- **Written problem**:
Examine the material below. Gather every line in which the string "gummy" appears.
===============
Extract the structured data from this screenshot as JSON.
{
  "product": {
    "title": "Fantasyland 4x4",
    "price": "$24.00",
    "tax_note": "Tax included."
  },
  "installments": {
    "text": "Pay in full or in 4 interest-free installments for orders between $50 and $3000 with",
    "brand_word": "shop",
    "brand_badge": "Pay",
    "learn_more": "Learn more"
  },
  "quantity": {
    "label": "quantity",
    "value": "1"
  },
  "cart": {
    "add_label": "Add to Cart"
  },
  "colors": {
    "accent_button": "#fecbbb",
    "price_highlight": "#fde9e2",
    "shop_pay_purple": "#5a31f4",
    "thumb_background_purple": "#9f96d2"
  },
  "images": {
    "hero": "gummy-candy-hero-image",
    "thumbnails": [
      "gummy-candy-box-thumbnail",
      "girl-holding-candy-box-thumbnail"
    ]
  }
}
===============
- **Final result**:
    "hero": "gummy-candy-hero-image",
      "gummy-candy-box-thumbnail",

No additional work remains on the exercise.